→ GIVEN PROBLEM
Work through the entries below and report how many lines include "Reviews". The number alone is the answer.

→ DATASET EXCERPTS
^^^^^^^^
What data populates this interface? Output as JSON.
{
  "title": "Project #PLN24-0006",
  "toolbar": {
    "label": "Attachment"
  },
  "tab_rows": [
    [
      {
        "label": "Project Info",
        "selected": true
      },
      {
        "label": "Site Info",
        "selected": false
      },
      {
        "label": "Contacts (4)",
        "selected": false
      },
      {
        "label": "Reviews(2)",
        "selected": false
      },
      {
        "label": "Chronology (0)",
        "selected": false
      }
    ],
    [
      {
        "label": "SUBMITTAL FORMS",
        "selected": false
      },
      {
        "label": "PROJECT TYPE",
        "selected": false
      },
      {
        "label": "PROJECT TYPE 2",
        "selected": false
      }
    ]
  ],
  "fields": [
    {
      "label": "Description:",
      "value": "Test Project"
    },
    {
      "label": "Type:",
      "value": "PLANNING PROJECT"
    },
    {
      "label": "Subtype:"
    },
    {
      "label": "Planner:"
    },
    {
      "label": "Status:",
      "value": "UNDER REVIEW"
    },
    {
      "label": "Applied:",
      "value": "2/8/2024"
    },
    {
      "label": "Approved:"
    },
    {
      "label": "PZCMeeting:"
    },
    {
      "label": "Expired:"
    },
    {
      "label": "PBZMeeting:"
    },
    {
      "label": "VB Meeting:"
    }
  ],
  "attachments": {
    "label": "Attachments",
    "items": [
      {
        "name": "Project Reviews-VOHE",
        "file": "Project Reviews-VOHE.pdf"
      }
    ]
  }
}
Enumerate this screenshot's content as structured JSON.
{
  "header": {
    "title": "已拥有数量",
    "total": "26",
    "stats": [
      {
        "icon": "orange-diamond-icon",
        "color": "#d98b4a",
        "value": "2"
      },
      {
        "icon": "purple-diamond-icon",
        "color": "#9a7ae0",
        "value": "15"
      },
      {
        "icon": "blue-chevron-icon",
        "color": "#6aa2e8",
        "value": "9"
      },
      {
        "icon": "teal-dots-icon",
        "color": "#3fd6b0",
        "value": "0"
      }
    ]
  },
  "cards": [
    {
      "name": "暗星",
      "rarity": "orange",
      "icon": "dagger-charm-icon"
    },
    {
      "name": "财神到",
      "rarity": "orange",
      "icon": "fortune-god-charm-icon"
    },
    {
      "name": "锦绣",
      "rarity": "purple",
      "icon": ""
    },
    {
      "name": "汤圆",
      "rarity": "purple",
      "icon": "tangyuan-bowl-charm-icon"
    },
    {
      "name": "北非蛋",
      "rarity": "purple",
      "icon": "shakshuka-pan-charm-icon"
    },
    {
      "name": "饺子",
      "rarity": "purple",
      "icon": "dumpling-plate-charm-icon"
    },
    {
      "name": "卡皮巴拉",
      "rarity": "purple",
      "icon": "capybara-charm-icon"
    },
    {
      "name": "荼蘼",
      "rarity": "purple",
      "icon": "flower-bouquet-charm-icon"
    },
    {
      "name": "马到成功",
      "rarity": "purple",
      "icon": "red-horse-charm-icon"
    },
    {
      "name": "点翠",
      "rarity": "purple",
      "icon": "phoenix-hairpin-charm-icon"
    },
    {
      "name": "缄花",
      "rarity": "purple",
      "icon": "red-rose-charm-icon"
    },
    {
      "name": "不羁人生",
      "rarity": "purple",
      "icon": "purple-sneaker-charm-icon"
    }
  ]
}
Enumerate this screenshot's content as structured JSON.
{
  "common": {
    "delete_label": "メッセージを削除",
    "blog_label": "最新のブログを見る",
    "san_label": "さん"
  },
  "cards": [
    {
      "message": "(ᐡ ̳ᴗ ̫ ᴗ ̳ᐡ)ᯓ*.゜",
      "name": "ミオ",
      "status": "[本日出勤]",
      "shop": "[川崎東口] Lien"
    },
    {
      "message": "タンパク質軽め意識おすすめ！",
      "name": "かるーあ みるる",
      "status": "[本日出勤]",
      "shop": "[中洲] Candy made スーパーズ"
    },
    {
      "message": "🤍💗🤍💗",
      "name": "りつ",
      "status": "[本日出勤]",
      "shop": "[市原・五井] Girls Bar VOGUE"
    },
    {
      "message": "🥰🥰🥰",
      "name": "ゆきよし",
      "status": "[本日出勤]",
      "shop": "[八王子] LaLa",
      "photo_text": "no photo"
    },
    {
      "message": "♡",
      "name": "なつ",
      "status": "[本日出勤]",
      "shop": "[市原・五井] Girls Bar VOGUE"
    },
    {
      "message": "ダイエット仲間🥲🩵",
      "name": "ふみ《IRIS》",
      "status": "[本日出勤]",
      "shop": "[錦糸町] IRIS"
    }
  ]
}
^^^^^^^^
→ REPLY TO THE TASK
3